** begin RECORDS PROVIDED **
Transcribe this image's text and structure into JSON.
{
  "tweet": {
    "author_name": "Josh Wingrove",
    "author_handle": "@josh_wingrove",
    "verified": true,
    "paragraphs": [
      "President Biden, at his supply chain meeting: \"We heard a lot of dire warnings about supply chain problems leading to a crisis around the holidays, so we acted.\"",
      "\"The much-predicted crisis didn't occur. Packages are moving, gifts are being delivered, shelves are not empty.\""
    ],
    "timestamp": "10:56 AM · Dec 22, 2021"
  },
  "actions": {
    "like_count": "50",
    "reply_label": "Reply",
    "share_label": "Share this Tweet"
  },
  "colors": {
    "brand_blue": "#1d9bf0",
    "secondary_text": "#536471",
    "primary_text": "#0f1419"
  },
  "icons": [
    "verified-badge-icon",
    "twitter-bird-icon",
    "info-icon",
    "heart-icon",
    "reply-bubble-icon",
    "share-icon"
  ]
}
** end RECORDS PROVIDED **
* [EXERCISE TASK]: Locate the lines above that hold the word "crisis". Show every one of them.

* [RIGHT ANSWER]:
      "President Biden, at his supply chain meeting: \"We heard a lot of dire warnings about supply chain problems leading to a crisis around the holidays, so we acted.\"",
      "\"The much-predicted crisis didn't occur. Packages are moving, gifts are being delivered, shelves are not empty.\""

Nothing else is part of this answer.